(Records excerpted from a collection)

++++++++++

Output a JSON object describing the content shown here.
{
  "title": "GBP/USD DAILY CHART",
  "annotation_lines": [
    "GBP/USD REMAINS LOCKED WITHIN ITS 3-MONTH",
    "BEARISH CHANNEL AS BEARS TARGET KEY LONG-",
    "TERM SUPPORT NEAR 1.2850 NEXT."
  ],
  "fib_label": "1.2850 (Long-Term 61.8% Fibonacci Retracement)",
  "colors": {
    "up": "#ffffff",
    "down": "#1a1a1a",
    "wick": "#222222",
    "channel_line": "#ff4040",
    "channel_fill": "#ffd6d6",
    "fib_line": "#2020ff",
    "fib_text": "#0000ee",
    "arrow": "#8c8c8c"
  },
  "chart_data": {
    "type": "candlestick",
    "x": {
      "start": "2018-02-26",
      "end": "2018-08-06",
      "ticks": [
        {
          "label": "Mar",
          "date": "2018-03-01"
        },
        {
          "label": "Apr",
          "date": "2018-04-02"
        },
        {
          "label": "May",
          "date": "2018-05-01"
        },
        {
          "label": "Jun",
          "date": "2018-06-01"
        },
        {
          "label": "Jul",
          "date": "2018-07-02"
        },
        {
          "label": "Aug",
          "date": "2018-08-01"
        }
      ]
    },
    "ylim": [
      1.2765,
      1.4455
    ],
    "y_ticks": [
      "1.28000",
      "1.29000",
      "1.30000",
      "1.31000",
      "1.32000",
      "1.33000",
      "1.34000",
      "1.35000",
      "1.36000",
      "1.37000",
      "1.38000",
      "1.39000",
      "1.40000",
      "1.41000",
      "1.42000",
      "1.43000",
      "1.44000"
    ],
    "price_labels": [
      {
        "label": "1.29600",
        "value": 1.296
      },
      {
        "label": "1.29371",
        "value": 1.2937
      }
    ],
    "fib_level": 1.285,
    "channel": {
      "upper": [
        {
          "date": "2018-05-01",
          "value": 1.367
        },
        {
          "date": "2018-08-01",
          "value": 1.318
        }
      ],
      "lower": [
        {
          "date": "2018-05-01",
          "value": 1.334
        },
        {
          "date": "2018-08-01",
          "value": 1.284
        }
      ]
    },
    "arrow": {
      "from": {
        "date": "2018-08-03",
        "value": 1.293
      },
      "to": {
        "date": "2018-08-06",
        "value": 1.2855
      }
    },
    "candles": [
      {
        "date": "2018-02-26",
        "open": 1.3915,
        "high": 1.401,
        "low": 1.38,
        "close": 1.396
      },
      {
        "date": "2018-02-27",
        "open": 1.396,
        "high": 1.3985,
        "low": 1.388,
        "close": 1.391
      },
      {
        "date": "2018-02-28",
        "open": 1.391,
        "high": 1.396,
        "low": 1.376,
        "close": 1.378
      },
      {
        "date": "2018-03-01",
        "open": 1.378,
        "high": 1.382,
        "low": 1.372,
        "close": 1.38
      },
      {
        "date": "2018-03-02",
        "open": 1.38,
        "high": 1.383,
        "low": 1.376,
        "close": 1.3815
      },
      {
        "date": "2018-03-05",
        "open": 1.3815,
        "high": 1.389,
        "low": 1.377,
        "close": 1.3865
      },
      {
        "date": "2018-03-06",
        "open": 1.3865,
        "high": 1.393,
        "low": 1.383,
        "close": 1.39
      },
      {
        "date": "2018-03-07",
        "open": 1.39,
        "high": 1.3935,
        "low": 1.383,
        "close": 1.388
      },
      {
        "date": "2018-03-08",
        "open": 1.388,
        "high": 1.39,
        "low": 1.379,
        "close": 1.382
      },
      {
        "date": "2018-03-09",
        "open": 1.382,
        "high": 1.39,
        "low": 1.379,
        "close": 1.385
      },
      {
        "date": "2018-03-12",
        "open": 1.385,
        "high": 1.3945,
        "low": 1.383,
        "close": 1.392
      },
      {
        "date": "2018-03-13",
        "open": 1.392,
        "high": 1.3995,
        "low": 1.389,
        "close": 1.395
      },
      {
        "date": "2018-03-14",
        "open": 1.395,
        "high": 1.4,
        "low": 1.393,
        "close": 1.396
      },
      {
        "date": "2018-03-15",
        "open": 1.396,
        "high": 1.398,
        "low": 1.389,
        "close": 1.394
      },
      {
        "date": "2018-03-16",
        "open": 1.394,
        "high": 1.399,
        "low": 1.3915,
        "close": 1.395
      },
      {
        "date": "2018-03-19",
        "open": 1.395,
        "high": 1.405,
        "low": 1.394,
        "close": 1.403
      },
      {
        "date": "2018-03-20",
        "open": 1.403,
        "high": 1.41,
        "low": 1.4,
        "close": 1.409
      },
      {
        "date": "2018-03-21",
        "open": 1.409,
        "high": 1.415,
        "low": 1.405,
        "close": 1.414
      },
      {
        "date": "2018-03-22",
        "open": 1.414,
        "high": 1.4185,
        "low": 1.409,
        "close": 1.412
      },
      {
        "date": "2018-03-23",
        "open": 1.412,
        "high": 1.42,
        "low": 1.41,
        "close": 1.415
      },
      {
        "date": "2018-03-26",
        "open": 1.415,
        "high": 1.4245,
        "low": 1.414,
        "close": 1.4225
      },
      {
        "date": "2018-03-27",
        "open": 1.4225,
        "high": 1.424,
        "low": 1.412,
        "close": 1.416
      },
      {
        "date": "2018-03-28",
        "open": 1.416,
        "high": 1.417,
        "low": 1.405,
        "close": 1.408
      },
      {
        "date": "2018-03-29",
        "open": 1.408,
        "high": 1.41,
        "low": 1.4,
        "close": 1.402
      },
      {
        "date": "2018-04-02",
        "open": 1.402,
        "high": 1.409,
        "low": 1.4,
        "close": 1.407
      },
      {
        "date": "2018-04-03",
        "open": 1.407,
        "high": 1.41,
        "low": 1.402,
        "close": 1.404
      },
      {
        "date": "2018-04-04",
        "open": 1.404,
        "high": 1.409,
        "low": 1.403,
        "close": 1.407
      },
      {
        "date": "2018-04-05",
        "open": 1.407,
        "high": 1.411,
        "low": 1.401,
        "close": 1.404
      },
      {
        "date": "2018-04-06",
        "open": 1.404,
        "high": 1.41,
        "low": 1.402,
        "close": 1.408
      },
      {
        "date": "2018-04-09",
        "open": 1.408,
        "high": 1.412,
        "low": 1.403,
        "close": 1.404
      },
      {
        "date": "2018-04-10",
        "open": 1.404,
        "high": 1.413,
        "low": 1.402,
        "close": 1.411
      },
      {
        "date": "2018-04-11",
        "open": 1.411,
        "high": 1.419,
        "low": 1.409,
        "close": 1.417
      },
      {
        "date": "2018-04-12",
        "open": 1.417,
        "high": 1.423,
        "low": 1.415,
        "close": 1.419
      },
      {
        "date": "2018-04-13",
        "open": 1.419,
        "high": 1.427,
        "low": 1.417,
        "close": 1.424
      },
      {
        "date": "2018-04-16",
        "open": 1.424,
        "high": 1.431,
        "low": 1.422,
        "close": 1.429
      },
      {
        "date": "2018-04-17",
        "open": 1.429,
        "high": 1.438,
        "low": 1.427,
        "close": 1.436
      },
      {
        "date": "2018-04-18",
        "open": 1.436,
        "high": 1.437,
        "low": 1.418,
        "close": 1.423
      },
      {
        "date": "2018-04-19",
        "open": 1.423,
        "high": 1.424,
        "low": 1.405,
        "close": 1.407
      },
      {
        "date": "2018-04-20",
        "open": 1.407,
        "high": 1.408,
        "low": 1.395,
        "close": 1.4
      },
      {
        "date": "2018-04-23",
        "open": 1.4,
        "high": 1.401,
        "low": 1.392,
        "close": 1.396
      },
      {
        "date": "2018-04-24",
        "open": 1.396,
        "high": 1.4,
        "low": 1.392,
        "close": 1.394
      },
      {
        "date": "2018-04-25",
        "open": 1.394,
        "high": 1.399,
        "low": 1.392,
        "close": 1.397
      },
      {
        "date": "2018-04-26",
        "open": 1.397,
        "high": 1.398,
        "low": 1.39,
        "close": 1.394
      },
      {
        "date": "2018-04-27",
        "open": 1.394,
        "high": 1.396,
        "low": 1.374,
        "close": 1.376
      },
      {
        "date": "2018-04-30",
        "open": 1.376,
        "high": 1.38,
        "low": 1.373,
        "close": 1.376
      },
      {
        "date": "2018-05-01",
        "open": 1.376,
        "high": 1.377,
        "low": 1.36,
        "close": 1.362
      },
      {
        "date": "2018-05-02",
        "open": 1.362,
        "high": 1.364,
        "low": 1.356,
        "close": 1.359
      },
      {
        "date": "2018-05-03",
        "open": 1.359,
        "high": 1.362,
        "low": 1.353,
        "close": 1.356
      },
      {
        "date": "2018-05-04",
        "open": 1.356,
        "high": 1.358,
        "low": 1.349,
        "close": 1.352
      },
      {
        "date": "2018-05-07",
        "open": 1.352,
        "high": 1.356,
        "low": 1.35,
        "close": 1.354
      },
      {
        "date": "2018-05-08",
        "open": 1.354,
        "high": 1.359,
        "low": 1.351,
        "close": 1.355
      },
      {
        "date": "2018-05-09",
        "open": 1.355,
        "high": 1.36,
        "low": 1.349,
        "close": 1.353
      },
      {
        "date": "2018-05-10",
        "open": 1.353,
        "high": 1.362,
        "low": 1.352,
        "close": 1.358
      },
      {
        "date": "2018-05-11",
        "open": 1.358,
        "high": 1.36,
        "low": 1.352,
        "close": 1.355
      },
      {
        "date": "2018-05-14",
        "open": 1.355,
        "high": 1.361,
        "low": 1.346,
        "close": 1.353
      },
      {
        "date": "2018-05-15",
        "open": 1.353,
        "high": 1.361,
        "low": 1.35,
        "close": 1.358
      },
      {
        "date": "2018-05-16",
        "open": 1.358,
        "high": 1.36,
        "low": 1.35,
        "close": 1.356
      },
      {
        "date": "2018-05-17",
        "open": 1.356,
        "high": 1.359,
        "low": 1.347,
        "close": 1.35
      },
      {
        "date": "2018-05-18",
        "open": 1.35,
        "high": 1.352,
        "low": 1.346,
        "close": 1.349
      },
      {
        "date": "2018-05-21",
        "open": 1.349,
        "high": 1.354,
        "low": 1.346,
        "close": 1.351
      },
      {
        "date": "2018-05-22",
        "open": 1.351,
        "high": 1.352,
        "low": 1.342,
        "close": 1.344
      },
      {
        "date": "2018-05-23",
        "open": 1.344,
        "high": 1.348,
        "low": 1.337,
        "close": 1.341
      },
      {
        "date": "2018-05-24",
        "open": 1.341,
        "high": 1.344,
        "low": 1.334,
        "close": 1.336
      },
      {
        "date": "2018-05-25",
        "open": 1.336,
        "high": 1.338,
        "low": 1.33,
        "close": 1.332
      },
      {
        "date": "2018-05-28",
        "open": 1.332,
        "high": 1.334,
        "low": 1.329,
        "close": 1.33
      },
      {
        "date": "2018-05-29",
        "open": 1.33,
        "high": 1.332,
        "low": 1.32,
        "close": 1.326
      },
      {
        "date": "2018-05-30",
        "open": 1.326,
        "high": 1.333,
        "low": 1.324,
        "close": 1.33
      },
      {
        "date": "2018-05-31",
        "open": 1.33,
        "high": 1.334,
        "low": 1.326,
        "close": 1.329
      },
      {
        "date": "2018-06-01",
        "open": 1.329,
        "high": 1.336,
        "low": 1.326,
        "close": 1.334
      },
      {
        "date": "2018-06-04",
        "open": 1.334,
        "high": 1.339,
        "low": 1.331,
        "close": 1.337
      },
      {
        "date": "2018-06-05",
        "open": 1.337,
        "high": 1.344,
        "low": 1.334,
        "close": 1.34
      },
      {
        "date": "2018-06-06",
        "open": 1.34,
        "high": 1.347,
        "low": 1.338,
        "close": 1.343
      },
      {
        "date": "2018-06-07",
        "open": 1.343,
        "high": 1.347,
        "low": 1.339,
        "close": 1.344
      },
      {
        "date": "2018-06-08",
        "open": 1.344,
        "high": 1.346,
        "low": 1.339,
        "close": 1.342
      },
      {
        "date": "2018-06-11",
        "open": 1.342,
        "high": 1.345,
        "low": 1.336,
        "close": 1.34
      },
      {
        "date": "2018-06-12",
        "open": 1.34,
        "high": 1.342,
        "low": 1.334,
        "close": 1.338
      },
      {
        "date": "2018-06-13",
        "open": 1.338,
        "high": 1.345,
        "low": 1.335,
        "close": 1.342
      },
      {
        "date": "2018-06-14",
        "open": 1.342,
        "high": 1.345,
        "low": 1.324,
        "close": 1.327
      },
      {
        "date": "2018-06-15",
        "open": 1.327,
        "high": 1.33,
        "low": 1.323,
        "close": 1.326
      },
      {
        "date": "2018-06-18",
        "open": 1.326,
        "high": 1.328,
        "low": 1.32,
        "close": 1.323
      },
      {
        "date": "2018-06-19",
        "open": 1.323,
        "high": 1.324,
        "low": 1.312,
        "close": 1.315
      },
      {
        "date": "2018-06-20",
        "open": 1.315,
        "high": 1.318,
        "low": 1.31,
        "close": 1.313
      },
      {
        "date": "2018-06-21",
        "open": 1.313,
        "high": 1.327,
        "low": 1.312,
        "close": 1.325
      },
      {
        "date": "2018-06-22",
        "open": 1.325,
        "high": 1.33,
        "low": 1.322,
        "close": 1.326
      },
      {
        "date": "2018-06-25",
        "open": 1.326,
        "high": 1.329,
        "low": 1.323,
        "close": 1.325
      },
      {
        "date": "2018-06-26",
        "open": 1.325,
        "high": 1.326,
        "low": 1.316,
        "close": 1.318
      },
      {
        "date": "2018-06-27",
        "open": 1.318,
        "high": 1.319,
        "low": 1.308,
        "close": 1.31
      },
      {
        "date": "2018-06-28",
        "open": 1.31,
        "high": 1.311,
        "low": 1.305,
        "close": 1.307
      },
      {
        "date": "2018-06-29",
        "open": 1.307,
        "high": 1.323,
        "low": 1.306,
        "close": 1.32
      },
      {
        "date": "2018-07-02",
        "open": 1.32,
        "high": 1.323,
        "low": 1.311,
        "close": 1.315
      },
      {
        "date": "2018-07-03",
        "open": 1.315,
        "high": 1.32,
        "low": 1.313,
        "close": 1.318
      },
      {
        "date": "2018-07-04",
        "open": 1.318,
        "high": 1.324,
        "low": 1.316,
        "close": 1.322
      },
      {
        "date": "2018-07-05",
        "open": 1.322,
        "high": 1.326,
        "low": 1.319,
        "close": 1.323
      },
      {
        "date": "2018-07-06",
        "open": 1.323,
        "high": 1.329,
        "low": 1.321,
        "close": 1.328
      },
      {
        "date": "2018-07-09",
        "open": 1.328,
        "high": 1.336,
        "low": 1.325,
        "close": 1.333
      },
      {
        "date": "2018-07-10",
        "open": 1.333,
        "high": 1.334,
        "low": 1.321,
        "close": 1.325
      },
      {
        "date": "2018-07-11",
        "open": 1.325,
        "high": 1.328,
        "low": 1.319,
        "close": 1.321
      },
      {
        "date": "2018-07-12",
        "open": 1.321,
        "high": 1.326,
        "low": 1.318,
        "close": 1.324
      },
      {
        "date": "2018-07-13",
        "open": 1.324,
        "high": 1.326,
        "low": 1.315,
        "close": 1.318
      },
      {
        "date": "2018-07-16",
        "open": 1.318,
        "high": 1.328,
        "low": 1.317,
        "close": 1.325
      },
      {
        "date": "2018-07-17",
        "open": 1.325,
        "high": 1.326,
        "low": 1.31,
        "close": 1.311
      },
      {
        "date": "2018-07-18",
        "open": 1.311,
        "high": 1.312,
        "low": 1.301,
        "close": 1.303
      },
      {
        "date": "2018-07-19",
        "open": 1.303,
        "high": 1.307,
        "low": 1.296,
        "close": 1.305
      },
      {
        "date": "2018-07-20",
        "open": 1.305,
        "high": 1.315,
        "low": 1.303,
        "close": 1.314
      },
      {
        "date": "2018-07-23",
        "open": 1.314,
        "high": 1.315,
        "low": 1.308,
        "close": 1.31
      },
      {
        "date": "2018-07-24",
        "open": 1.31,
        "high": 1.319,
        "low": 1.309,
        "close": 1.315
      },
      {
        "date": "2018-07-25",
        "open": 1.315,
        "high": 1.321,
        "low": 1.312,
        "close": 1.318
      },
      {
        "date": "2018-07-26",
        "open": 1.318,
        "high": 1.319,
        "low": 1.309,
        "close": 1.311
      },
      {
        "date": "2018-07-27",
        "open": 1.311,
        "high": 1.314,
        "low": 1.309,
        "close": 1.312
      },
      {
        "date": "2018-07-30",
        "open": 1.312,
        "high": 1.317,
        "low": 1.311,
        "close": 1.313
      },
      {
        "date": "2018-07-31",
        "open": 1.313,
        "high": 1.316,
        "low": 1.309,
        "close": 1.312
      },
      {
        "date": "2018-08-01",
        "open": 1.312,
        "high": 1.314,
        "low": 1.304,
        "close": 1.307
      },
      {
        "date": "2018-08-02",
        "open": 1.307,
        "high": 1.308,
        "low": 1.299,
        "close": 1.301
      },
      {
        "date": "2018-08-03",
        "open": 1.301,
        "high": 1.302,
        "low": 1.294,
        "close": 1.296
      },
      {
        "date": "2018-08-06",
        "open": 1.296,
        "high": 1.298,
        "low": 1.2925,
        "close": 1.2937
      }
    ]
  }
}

++++++++++

▶ **Brief**: Search the data for "value" and list every line in which it occurs.

▶ **Response to the exercise**:
        "value": 1.296
        "value": 1.2937
          "value": 1.367
          "value": 1.318
          "value": 1.334
          "value": 1.284
        "value": 1.293
        "value": 1.2855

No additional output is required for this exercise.